> _Exercise_
Copy out each line of the data that holds the string "this".

[Recorded data]
•••

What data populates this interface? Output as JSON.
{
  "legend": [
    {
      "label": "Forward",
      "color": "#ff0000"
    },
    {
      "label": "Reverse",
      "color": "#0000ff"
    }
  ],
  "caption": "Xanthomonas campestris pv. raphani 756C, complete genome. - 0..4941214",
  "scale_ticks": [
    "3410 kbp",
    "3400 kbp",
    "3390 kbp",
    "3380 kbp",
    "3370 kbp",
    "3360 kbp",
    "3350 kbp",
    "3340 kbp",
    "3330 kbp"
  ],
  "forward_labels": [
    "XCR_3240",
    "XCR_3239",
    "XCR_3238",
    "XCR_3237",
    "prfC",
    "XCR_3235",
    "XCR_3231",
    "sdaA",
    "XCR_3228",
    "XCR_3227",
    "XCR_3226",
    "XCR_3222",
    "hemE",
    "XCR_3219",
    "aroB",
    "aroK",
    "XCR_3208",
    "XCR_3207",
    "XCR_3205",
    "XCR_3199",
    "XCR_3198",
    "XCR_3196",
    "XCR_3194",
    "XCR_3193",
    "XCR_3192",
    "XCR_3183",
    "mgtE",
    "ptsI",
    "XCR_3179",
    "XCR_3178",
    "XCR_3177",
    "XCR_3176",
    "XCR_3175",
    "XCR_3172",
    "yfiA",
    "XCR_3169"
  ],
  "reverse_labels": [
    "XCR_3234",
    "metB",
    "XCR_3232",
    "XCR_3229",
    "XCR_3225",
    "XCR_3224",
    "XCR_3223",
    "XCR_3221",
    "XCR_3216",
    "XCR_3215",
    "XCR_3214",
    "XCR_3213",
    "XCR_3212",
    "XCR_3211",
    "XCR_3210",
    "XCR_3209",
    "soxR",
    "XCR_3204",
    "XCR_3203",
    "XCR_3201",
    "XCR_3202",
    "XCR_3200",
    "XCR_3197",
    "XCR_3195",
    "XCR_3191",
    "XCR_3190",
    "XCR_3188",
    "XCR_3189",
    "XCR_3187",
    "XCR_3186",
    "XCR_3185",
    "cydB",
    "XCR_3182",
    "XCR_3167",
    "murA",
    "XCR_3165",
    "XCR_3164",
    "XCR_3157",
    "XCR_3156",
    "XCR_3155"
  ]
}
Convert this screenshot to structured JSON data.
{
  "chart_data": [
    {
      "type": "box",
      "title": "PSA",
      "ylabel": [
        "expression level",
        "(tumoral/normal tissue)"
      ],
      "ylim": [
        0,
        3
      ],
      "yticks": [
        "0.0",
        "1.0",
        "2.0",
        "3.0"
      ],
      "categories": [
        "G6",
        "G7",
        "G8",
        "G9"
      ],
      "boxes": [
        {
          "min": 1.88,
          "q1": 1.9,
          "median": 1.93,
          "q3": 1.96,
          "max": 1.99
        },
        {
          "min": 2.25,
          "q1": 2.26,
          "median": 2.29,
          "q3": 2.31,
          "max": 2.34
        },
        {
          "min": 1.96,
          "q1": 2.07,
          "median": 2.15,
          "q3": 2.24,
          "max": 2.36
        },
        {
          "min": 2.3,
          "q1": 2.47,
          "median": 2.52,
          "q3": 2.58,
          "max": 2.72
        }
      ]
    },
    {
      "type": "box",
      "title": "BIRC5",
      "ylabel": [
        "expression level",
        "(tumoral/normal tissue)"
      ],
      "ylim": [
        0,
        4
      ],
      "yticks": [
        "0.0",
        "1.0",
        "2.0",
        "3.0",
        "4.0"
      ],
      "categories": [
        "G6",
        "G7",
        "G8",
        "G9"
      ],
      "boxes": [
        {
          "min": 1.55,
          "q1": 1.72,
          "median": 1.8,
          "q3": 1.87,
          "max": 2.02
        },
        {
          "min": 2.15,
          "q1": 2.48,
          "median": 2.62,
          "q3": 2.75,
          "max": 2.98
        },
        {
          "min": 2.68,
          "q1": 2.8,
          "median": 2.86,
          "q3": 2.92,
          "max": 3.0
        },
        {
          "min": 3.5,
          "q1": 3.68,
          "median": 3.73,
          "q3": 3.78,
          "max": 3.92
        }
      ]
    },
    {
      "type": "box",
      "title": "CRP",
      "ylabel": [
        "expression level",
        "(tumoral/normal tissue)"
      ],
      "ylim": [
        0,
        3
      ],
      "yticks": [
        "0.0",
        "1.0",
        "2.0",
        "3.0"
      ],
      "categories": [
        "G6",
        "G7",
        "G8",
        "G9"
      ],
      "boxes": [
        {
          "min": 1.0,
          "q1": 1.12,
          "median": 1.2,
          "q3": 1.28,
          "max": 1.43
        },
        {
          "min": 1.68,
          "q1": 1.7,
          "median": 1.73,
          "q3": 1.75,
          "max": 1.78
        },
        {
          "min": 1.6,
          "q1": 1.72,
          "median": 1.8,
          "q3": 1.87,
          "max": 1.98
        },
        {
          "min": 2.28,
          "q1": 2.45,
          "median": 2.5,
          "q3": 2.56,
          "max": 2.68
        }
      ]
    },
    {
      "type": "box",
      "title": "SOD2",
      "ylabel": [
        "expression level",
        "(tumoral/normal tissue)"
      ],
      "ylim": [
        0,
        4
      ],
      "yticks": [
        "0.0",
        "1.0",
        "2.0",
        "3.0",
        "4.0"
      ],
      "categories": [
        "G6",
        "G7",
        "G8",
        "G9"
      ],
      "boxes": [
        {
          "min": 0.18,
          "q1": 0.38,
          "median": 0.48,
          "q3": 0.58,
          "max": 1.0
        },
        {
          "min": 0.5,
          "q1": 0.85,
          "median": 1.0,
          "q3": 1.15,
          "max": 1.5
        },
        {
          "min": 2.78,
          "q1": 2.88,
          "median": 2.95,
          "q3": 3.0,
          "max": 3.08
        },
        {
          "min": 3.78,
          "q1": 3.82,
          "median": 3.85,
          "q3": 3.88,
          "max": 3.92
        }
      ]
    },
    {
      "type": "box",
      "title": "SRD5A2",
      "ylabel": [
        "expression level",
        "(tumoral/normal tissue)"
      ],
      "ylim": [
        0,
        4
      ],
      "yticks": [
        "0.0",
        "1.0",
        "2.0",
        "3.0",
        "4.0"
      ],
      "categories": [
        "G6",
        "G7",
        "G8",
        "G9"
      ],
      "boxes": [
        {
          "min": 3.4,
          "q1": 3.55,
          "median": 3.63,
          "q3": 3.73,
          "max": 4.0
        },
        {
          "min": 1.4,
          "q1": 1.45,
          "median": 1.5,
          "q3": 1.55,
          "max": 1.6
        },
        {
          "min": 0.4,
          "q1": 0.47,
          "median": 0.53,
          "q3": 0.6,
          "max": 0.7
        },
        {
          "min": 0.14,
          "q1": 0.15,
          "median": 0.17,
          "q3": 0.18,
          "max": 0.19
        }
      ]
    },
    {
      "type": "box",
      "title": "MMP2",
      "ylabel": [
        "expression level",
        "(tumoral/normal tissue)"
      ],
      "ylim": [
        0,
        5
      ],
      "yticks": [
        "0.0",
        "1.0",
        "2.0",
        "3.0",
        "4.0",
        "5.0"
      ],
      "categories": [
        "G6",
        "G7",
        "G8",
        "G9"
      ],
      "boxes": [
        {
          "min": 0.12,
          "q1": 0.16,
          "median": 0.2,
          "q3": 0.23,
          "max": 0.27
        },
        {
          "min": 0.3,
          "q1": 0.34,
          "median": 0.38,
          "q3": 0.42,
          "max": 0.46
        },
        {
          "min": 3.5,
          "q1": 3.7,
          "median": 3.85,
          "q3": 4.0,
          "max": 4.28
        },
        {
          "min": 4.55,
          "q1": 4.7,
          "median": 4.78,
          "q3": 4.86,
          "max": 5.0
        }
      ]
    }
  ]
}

•••

> _Expected answer_
What data populates this interface? Output as JSON.
Convert this screenshot to structured JSON data.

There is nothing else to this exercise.